Begin

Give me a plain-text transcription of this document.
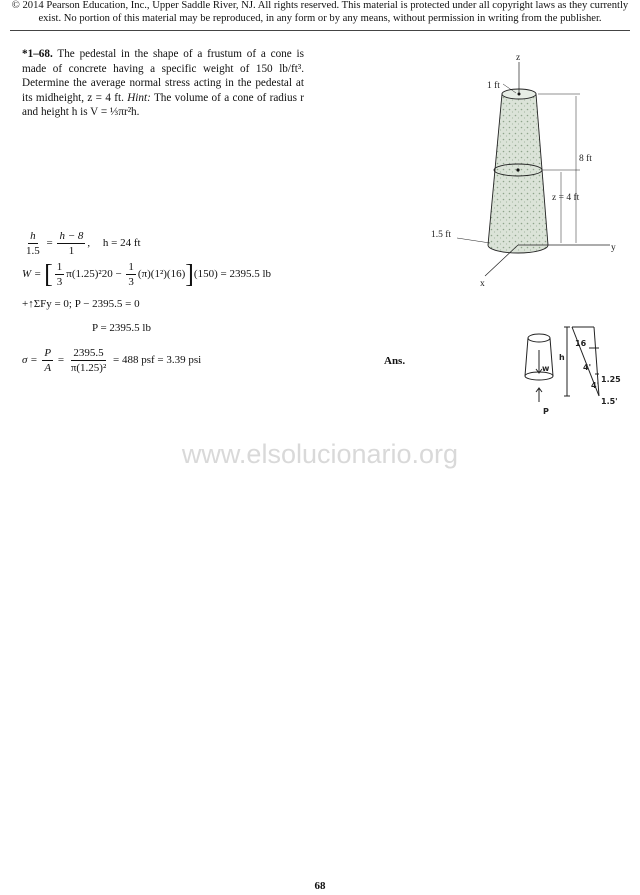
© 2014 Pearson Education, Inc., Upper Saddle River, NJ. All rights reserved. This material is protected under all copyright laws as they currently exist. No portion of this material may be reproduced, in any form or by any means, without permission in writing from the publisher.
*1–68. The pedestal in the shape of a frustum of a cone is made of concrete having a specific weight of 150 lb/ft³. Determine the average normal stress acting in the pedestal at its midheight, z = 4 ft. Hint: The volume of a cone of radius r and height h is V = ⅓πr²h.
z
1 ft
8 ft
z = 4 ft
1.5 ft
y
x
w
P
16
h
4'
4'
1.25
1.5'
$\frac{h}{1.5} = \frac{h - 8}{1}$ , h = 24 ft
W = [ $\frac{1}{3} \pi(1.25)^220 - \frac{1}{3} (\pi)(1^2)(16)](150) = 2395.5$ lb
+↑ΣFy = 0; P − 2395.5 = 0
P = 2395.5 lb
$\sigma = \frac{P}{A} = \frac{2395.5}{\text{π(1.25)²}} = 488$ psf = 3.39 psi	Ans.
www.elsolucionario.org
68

End

* [WHAT THE TASK REQUIRES]: Copy the records word for word, leaving no picture in the copy.

* [SOLUTION]:
Give me a plain-text transcription of this document.
© 2014 Pearson Education, Inc., Upper Saddle River, NJ. All rights reserved. This material is protected under all copyright laws as they currently exist. No portion of this material may be reproduced, in any form or by any means, without permission in writing from the publisher.
*1–68. The pedestal in the shape of a frustum of a cone is made of concrete having a specific weight of 150 lb/ft³. Determine the average normal stress acting in the pedestal at its midheight, z = 4 ft. Hint: The volume of a cone of radius r and height h is V = ⅓πr²h.
z
1 ft
8 ft
z = 4 ft
1.5 ft
y
x
w
P
16
h
4'
4'
1.25
1.5'
$\frac{h}{1.5} = \frac{h - 8}{1}$ , h = 24 ft
W = [ $\frac{1}{3} \pi(1.25)^220 - \frac{1}{3} (\pi)(1^2)(16)](150) = 2395.5$ lb
+↑ΣFy = 0; P − 2395.5 = 0
P = 2395.5 lb
$\sigma = \frac{P}{A} = \frac{2395.5}{\text{π(1.25)²}} = 488$ psf = 3.39 psi	Ans.
www.elsolucionario.org
68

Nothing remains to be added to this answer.